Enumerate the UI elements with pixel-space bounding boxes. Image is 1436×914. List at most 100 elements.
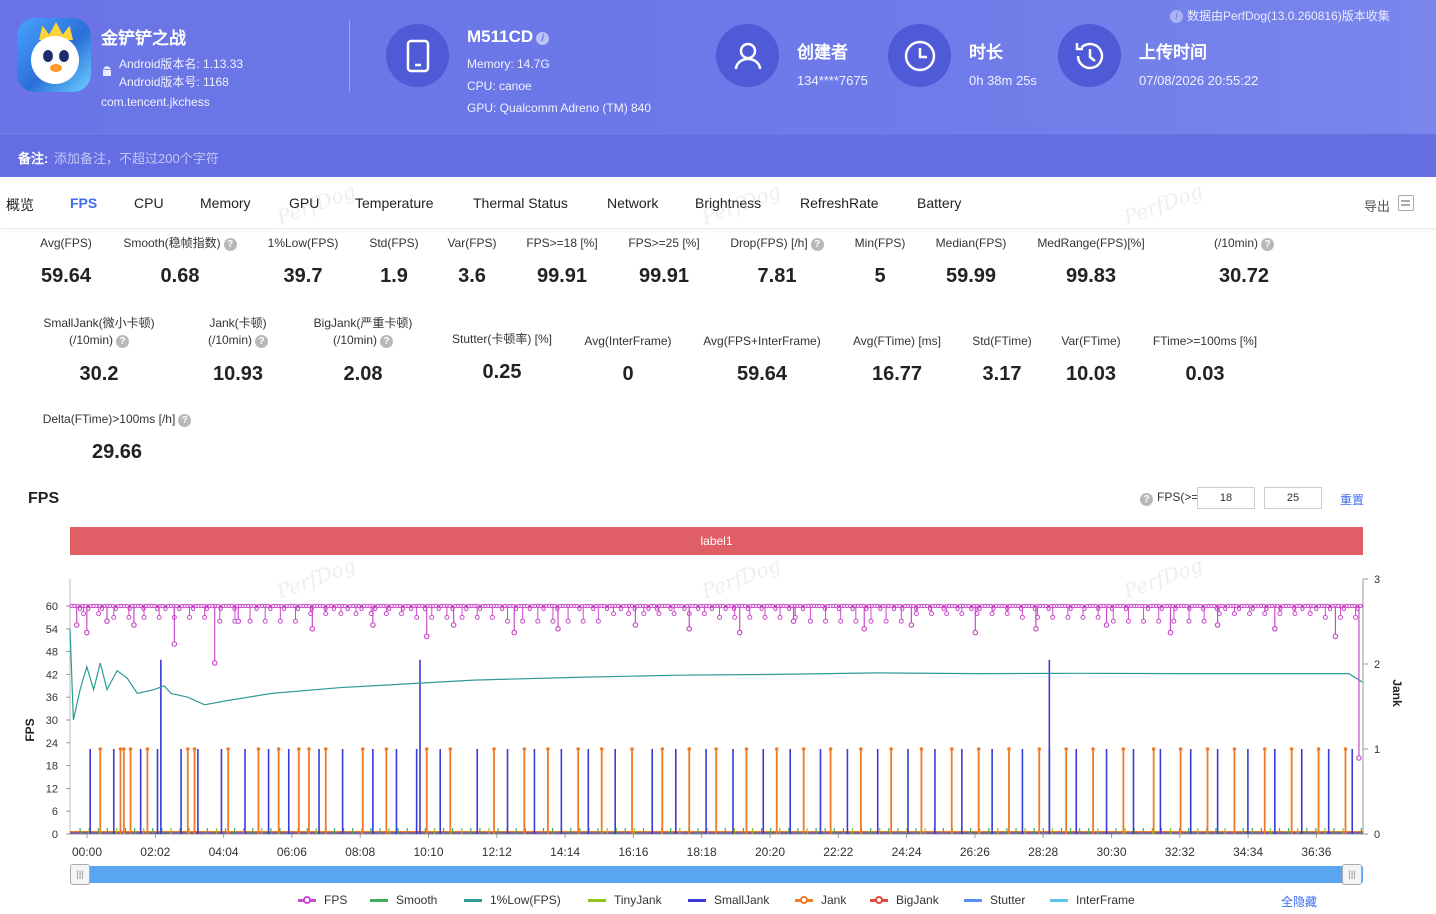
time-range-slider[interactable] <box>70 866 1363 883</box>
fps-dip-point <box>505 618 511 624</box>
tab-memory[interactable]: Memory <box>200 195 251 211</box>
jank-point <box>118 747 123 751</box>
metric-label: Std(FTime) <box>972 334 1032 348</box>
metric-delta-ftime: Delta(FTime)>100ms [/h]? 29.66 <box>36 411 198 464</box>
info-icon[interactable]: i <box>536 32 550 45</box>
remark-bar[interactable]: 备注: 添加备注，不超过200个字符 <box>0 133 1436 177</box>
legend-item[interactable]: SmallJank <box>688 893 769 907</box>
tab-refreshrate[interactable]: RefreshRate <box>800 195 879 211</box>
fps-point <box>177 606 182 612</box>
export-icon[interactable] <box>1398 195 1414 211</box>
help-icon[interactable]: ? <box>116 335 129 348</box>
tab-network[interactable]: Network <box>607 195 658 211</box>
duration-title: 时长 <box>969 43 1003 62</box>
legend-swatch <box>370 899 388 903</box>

####

Could you recast all of the data above as a numbered list, skipping any blank lines and leaving out the picture?

1. Enumerate the UI elements with pixel-space bounding boxes. Image is 1436×914. List at most 100 elements.
2. time-range-slider[interactable] <box>70 866 1363 883</box>
3. fps-dip-point <box>505 618 511 624</box>
4. tab-memory[interactable]: Memory <box>200 195 251 211</box>
5. jank-point <box>118 747 123 751</box>
6. metric-label: Std(FTime) <box>972 334 1032 348</box>
7. metric-delta-ftime: Delta(FTime)>100ms [/h]? 29.66 <box>36 411 198 464</box>
8. info-icon[interactable]: i <box>536 32 550 45</box>
9. remark-bar[interactable]: 备注: 添加备注，不超过200个字符 <box>0 133 1436 177</box>
10. legend-item[interactable]: SmallJank <box>688 893 769 907</box>
11. tab-refreshrate[interactable]: RefreshRate <box>800 195 879 211</box>
12. fps-point <box>177 606 182 612</box>
13. export-icon[interactable] <box>1398 195 1414 211</box>
14. help-icon[interactable]: ? <box>116 335 129 348</box>
15. tab-network[interactable]: Network <box>607 195 658 211</box>
16. duration-title: 时长 <box>969 43 1003 62</box>
17. legend-swatch <box>370 899 388 903</box>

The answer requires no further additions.